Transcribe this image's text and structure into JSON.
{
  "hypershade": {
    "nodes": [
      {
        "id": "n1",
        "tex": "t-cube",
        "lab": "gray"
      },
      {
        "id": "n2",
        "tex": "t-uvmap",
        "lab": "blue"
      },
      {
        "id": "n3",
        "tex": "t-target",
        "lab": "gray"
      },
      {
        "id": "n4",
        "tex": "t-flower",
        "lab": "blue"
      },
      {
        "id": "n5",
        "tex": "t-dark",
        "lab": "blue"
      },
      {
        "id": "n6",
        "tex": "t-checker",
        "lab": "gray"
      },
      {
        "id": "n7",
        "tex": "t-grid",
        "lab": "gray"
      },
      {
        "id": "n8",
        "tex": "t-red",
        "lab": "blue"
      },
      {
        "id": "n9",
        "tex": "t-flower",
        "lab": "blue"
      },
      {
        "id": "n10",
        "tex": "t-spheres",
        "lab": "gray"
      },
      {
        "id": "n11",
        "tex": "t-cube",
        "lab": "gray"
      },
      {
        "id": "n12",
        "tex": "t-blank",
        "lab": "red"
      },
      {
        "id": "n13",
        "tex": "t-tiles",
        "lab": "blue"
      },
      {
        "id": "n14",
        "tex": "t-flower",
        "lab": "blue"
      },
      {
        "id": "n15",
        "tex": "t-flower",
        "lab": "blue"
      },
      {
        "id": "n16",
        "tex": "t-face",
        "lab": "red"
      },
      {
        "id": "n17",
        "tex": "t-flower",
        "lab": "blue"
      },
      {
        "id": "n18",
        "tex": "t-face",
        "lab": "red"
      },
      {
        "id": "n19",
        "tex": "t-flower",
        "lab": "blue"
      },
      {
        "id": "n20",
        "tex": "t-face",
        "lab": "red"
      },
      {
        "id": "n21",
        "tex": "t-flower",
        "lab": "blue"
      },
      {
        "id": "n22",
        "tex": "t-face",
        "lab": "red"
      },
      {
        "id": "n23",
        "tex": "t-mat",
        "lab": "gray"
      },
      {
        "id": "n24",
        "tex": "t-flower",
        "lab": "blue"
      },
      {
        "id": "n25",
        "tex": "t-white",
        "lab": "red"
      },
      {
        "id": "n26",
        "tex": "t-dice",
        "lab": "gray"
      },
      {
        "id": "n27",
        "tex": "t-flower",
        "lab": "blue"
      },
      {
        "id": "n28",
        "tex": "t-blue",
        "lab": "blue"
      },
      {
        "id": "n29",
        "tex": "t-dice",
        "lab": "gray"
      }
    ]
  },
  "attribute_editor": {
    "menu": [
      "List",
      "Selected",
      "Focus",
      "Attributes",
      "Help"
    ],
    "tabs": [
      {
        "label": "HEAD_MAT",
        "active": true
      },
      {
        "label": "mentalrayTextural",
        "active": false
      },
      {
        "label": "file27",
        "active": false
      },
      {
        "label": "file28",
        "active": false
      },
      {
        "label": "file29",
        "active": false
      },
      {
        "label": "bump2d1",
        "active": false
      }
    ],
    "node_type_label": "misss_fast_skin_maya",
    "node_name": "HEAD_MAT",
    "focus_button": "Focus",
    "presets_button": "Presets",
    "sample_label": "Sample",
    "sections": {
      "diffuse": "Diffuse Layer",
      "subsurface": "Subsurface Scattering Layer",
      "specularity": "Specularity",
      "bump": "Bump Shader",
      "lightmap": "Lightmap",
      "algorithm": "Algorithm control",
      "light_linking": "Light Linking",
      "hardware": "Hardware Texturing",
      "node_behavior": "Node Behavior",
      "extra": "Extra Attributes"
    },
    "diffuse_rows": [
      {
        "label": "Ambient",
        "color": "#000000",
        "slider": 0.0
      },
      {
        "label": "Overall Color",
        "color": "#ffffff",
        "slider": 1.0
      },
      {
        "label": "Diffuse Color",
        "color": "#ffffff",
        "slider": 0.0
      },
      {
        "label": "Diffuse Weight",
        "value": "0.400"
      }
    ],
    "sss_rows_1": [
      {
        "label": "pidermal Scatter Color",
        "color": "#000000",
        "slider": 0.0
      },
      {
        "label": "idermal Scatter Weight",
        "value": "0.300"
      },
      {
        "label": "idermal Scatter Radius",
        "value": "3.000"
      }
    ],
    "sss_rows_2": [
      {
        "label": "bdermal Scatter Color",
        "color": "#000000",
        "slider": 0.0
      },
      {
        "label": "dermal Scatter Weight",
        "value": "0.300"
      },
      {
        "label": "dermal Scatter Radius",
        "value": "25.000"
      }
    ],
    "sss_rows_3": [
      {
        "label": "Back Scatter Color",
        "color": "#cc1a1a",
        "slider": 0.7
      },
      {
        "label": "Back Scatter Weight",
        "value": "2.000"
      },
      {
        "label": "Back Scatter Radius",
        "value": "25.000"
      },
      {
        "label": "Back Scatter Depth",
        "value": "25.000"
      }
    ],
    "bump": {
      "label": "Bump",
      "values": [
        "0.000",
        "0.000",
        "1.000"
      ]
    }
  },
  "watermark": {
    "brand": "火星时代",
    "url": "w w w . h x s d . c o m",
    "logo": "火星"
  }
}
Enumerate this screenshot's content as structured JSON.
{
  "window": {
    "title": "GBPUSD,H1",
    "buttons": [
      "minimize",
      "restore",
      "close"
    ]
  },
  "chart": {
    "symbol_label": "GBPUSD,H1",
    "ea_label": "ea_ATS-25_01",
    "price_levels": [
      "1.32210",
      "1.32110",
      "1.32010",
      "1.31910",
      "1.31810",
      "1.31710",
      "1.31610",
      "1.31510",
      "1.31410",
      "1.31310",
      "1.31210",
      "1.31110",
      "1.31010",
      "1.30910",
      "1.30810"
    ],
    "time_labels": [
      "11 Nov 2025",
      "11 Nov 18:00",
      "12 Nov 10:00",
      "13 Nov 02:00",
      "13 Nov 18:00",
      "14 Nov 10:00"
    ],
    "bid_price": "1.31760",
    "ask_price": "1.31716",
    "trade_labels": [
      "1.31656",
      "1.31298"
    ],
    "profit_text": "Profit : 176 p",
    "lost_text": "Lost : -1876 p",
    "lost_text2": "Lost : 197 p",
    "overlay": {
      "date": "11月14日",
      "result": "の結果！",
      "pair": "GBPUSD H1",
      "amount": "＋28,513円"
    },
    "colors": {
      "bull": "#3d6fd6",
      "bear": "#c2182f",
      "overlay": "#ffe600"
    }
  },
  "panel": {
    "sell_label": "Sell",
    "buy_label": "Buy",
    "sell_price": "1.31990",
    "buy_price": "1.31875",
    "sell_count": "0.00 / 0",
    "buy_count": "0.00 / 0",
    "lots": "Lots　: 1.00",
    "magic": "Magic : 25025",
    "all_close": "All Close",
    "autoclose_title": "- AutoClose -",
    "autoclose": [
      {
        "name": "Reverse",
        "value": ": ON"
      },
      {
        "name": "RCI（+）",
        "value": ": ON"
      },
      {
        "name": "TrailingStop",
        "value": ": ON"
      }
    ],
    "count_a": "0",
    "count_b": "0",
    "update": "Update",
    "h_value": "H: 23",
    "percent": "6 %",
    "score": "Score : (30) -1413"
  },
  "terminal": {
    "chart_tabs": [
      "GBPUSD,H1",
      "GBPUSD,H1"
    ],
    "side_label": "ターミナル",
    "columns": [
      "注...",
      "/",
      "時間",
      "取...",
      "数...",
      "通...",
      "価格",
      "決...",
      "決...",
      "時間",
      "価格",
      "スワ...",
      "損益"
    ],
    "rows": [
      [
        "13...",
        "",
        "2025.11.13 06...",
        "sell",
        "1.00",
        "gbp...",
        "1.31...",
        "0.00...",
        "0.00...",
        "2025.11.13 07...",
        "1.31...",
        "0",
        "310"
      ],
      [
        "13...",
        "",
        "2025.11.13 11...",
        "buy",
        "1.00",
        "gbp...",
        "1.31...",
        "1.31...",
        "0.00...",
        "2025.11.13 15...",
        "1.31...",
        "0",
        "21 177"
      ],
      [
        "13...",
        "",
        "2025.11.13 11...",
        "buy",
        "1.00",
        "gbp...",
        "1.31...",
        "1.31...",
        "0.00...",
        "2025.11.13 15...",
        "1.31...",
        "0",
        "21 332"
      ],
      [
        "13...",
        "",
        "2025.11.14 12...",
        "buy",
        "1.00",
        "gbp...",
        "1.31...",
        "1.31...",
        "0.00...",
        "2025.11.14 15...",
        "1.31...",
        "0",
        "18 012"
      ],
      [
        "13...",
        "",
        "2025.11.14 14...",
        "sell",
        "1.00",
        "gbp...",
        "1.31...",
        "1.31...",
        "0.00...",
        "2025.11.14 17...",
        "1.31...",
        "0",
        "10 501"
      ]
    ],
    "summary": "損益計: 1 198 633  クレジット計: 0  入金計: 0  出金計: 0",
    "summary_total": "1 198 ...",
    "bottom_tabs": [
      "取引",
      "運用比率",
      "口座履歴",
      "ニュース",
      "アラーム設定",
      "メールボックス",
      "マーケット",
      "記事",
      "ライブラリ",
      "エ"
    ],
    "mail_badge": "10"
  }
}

§

**Your instructions**
Every line above that contains the word "Back" should be reported.

**Task result**
        "label": "Back Scatter Color",
        "label": "Back Scatter Weight",
        "label": "Back Scatter Radius",
        "label": "Back Scatter Depth",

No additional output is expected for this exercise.